### PROVIDED INFORMATION

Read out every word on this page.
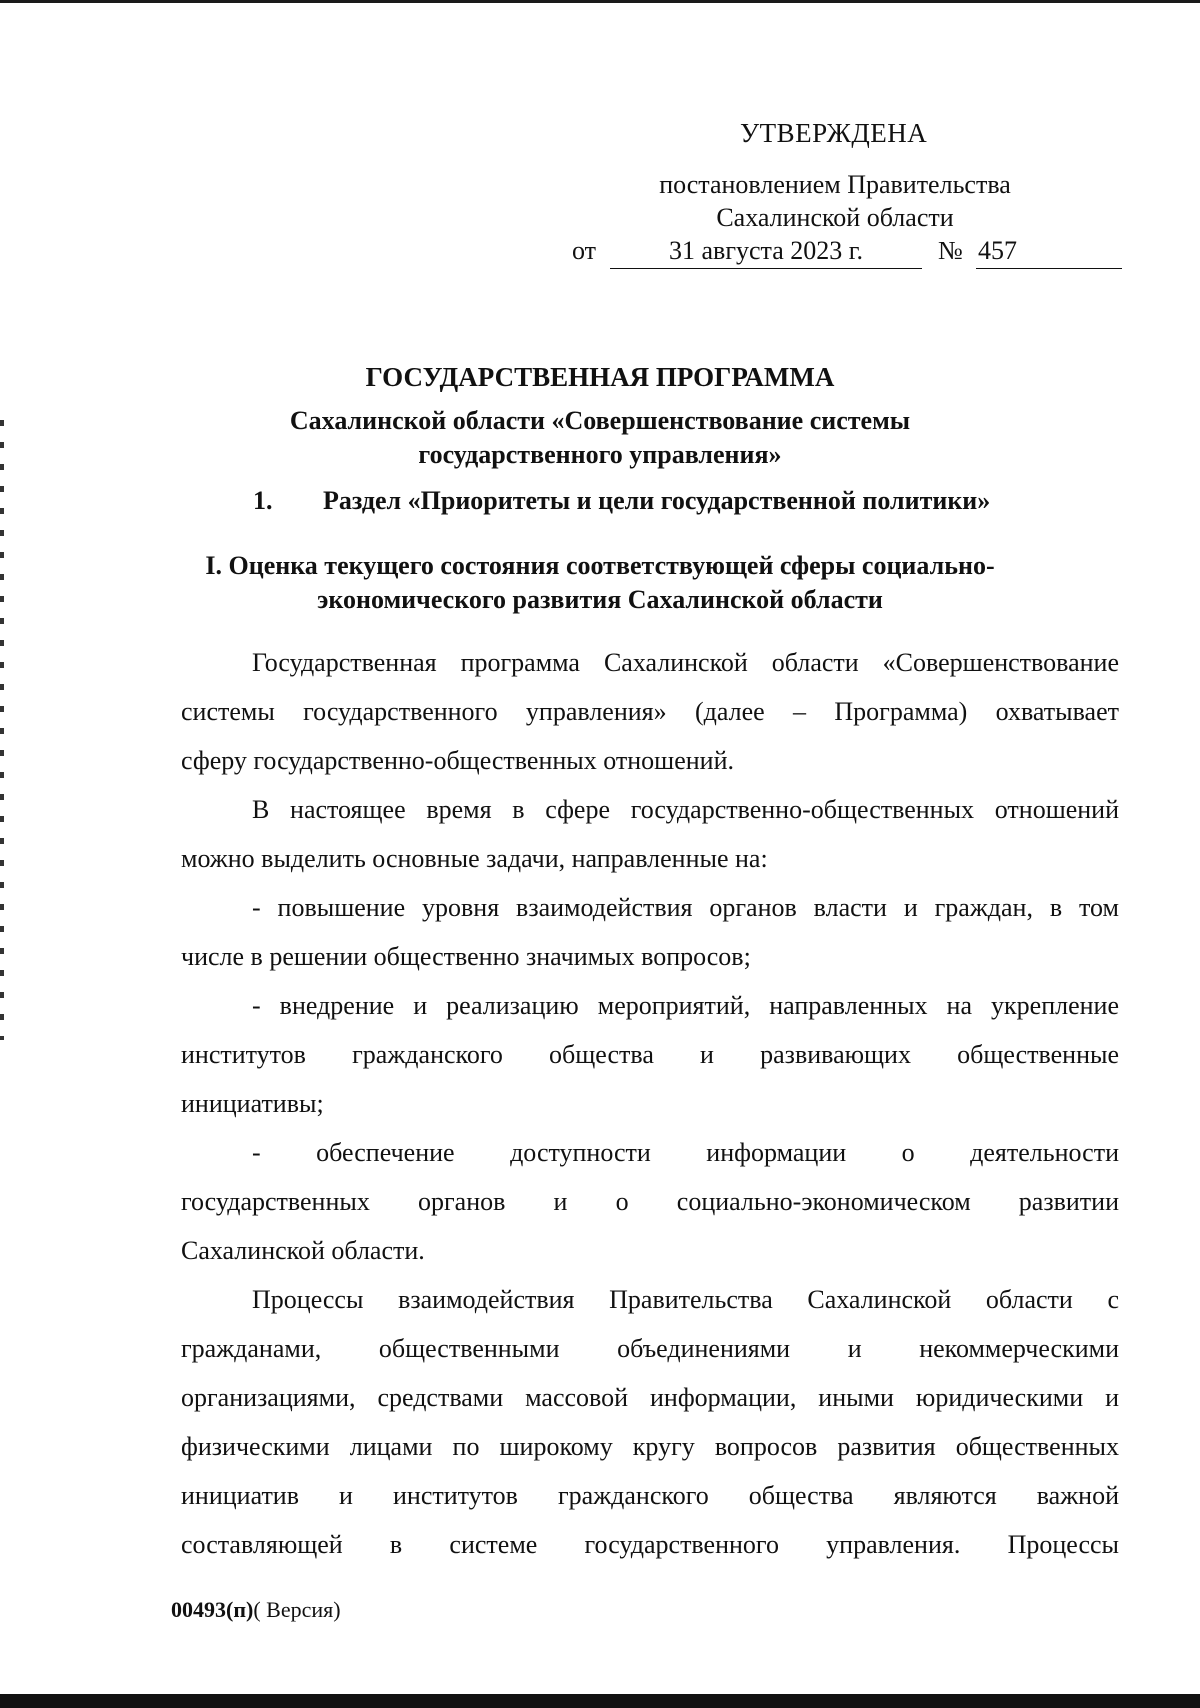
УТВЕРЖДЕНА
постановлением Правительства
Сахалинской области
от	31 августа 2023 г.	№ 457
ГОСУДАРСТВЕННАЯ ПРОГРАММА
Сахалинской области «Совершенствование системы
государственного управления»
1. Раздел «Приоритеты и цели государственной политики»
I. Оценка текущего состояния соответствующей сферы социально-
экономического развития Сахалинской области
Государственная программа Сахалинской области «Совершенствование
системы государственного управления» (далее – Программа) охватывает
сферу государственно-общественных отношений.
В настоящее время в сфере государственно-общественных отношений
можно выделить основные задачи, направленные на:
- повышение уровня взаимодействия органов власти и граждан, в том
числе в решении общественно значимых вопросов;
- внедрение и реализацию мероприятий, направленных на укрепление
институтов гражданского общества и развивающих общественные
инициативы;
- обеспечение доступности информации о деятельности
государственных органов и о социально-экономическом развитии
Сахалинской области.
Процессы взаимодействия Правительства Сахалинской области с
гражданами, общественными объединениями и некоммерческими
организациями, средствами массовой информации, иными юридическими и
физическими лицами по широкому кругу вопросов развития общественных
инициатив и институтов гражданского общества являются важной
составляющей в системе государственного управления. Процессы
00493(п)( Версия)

######

:: TASK DIRECTIONS ::
Leaving the pictures aside, transcribe the entire listing exactly.

:: OUTPUT OF THE TASK ::
Read out every word on this page.
УТВЕРЖДЕНА
постановлением Правительства
Сахалинской области
от	31 августа 2023 г.	№ 457
ГОСУДАРСТВЕННАЯ ПРОГРАММА
Сахалинской области «Совершенствование системы
государственного управления»
1. Раздел «Приоритеты и цели государственной политики»
I. Оценка текущего состояния соответствующей сферы социально-
экономического развития Сахалинской области
Государственная программа Сахалинской области «Совершенствование
системы государственного управления» (далее – Программа) охватывает
сферу государственно-общественных отношений.
В настоящее время в сфере государственно-общественных отношений
можно выделить основные задачи, направленные на:
- повышение уровня взаимодействия органов власти и граждан, в том
числе в решении общественно значимых вопросов;
- внедрение и реализацию мероприятий, направленных на укрепление
институтов гражданского общества и развивающих общественные
инициативы;
- обеспечение доступности информации о деятельности
государственных органов и о социально-экономическом развитии
Сахалинской области.
Процессы взаимодействия Правительства Сахалинской области с
гражданами, общественными объединениями и некоммерческими
организациями, средствами массовой информации, иными юридическими и
физическими лицами по широкому кругу вопросов развития общественных
инициатив и институтов гражданского общества являются важной
составляющей в системе государственного управления. Процессы
00493(п)( Версия)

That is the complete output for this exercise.